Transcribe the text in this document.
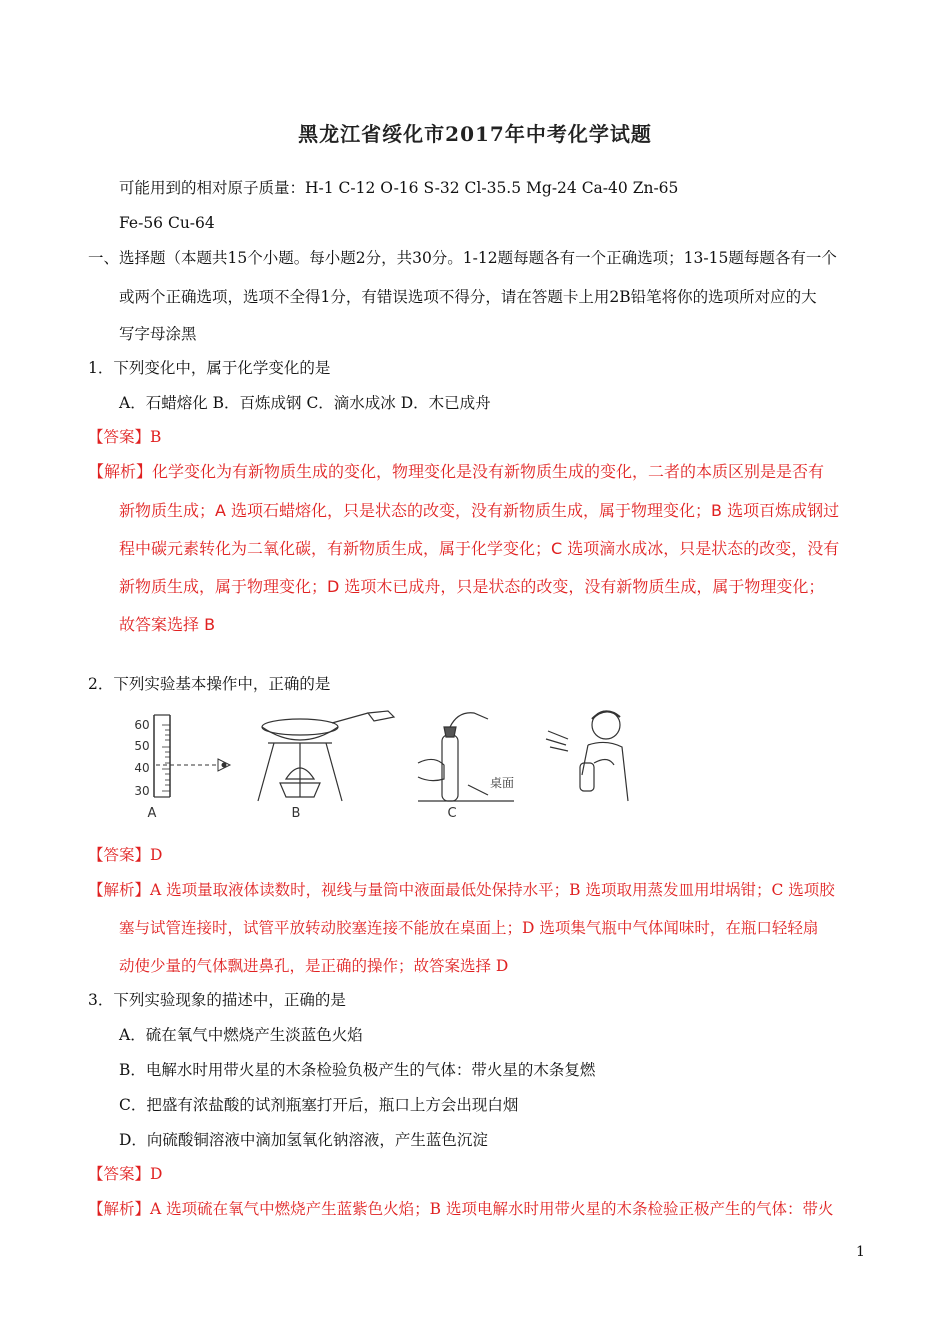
黑龙江省绥化市2017年中考化学试题
可能用到的相对原子质量：H-1 C-12 O-16 S-32 Cl-35.5 Mg-24 Ca-40 Zn-65
Fe-56 Cu-64
一、选择题（本题共15个小题。每小题2分，共30分。1-12题每题各有一个正确选项；13-15题每题各有一个
或两个正确选项，选项不全得1分，有错误选项不得分，请在答题卡上用2B铅笔将你的选项所对应的大
写字母涂黑
1．下列变化中，属于化学变化的是
A．石蜡熔化 B．百炼成钢 C．滴水成冰 D．木已成舟
【答案】B
【解析】化学变化为有新物质生成的变化，物理变化是没有新物质生成的变化，二者的本质区别是是否有
新物质生成；A 选项石蜡熔化，只是状态的改变，没有新物质生成，属于物理变化；B 选项百炼成钢过
程中碳元素转化为二氧化碳，有新物质生成，属于化学变化；C 选项滴水成冰，只是状态的改变，没有
新物质生成，属于物理变化；D 选项木已成舟，只是状态的改变，没有新物质生成，属于物理变化；
故答案选择 B
2．下列实验基本操作中，正确的是
60
50
40
30
A	B
桌面
C
【答案】D
【解析】A 选项量取液体读数时，视线与量筒中液面最低处保持水平；B 选项取用蒸发皿用坩埚钳；C 选项胶
塞与试管连接时，试管平放转动胶塞连接不能放在桌面上；D 选项集气瓶中气体闻味时，在瓶口轻轻扇
动使少量的气体飘进鼻孔，是正确的操作；故答案选择 D
3．下列实验现象的描述中，正确的是
A．硫在氧气中燃烧产生淡蓝色火焰
B．电解水时用带火星的木条检验负极产生的气体：带火星的木条复燃
C．把盛有浓盐酸的试剂瓶塞打开后，瓶口上方会出现白烟
D．向硫酸铜溶液中滴加氢氧化钠溶液，产生蓝色沉淀
【答案】D
【解析】A 选项硫在氧气中燃烧产生蓝紫色火焰；B 选项电解水时用带火星的木条检验正极产生的气体：带火
1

_ _ _ _ _

◆ **Objective**:
Repeat the data in full and exactly. Omit pictures.

◆ **Task answer**:
Transcribe the text in this document.
黑龙江省绥化市2017年中考化学试题
可能用到的相对原子质量：H-1 C-12 O-16 S-32 Cl-35.5 Mg-24 Ca-40 Zn-65
Fe-56 Cu-64
一、选择题（本题共15个小题。每小题2分，共30分。1-12题每题各有一个正确选项；13-15题每题各有一个
或两个正确选项，选项不全得1分，有错误选项不得分，请在答题卡上用2B铅笔将你的选项所对应的大
写字母涂黑
1．下列变化中，属于化学变化的是
A．石蜡熔化 B．百炼成钢 C．滴水成冰 D．木已成舟
【答案】B
【解析】化学变化为有新物质生成的变化，物理变化是没有新物质生成的变化，二者的本质区别是是否有
新物质生成；A 选项石蜡熔化，只是状态的改变，没有新物质生成，属于物理变化；B 选项百炼成钢过
程中碳元素转化为二氧化碳，有新物质生成，属于化学变化；C 选项滴水成冰，只是状态的改变，没有
新物质生成，属于物理变化；D 选项木已成舟，只是状态的改变，没有新物质生成，属于物理变化；
故答案选择 B
2．下列实验基本操作中，正确的是
60
50
40
30
A	B
桌面
C
【答案】D
【解析】A 选项量取液体读数时，视线与量筒中液面最低处保持水平；B 选项取用蒸发皿用坩埚钳；C 选项胶
塞与试管连接时，试管平放转动胶塞连接不能放在桌面上；D 选项集气瓶中气体闻味时，在瓶口轻轻扇
动使少量的气体飘进鼻孔，是正确的操作；故答案选择 D
3．下列实验现象的描述中，正确的是
A．硫在氧气中燃烧产生淡蓝色火焰
B．电解水时用带火星的木条检验负极产生的气体：带火星的木条复燃
C．把盛有浓盐酸的试剂瓶塞打开后，瓶口上方会出现白烟
D．向硫酸铜溶液中滴加氢氧化钠溶液，产生蓝色沉淀
【答案】D
【解析】A 选项硫在氧气中燃烧产生蓝紫色火焰；B 选项电解水时用带火星的木条检验正极产生的气体：带火
1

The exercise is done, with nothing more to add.